■ Task statement: Identify the line in which "What does this" appears, then reproduce that line and all remaining lines of the records word for word.

■ Saved data entries:
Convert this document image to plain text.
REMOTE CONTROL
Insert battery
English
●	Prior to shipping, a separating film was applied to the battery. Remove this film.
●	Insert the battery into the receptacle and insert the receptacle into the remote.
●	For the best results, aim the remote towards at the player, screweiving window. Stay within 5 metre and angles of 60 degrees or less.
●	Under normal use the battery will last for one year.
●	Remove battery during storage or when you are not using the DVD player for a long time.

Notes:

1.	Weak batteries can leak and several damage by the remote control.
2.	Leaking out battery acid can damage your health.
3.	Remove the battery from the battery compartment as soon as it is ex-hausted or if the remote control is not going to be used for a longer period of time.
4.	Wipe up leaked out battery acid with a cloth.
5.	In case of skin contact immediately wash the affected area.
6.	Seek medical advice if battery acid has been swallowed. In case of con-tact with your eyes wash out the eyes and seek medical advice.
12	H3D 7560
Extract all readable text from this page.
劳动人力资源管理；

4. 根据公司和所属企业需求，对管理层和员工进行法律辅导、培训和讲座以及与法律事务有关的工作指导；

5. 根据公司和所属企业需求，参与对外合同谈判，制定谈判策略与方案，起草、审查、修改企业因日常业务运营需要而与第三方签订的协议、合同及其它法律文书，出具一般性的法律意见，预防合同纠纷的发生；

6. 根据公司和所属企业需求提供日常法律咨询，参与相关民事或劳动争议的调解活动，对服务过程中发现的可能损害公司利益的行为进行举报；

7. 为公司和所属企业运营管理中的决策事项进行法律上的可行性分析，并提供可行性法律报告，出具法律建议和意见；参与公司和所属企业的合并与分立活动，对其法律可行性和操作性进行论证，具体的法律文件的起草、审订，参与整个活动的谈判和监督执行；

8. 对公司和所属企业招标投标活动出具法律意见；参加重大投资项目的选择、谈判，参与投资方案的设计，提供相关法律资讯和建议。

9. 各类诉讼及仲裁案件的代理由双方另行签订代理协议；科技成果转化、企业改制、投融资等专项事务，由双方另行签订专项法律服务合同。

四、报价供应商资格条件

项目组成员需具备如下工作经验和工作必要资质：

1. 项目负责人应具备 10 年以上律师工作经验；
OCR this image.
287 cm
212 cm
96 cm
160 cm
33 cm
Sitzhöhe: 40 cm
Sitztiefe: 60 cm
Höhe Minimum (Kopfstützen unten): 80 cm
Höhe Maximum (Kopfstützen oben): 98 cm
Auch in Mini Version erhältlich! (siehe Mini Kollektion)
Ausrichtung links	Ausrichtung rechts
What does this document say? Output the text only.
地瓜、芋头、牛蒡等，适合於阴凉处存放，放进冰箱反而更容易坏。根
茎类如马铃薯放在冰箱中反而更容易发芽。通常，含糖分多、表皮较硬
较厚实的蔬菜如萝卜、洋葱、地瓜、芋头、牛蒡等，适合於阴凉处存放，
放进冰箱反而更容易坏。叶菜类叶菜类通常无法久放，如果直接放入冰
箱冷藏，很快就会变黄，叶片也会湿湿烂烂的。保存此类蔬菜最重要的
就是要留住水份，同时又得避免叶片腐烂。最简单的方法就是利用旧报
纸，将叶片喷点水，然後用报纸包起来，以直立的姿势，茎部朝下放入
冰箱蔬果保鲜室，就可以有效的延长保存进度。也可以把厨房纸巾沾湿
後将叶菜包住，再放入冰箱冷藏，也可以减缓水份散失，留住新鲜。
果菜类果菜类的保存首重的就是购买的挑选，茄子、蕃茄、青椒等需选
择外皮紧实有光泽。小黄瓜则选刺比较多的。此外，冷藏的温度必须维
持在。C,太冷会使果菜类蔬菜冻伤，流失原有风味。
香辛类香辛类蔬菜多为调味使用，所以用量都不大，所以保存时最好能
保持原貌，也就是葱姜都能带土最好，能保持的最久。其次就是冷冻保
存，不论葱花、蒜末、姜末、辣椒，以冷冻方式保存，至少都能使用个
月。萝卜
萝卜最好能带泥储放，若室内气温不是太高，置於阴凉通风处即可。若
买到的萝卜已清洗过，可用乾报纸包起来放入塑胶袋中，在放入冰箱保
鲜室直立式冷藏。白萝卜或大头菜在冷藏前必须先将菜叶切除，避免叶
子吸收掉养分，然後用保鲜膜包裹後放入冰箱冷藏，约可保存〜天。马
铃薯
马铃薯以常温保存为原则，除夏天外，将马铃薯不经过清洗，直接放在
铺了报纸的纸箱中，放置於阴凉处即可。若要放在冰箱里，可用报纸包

■ Answer to the task:
What does this document say? Output the text only.
地瓜、芋头、牛蒡等，适合於阴凉处存放，放进冰箱反而更容易坏。根
茎类如马铃薯放在冰箱中反而更容易发芽。通常，含糖分多、表皮较硬
较厚实的蔬菜如萝卜、洋葱、地瓜、芋头、牛蒡等，适合於阴凉处存放，
放进冰箱反而更容易坏。叶菜类叶菜类通常无法久放，如果直接放入冰
箱冷藏，很快就会变黄，叶片也会湿湿烂烂的。保存此类蔬菜最重要的
就是要留住水份，同时又得避免叶片腐烂。最简单的方法就是利用旧报
纸，将叶片喷点水，然後用报纸包起来，以直立的姿势，茎部朝下放入
冰箱蔬果保鲜室，就可以有效的延长保存进度。也可以把厨房纸巾沾湿
後将叶菜包住，再放入冰箱冷藏，也可以减缓水份散失，留住新鲜。
果菜类果菜类的保存首重的就是购买的挑选，茄子、蕃茄、青椒等需选
择外皮紧实有光泽。小黄瓜则选刺比较多的。此外，冷藏的温度必须维
持在。C,太冷会使果菜类蔬菜冻伤，流失原有风味。
香辛类香辛类蔬菜多为调味使用，所以用量都不大，所以保存时最好能
保持原貌，也就是葱姜都能带土最好，能保持的最久。其次就是冷冻保
存，不论葱花、蒜末、姜末、辣椒，以冷冻方式保存，至少都能使用个
月。萝卜
萝卜最好能带泥储放，若室内气温不是太高，置於阴凉通风处即可。若
买到的萝卜已清洗过，可用乾报纸包起来放入塑胶袋中，在放入冰箱保
鲜室直立式冷藏。白萝卜或大头菜在冷藏前必须先将菜叶切除，避免叶
子吸收掉养分，然後用保鲜膜包裹後放入冰箱冷藏，约可保存〜天。马
铃薯
马铃薯以常温保存为原则，除夏天外，将马铃薯不经过清洗，直接放在
铺了报纸的纸箱中，放置於阴凉处即可。若要放在冰箱里，可用报纸包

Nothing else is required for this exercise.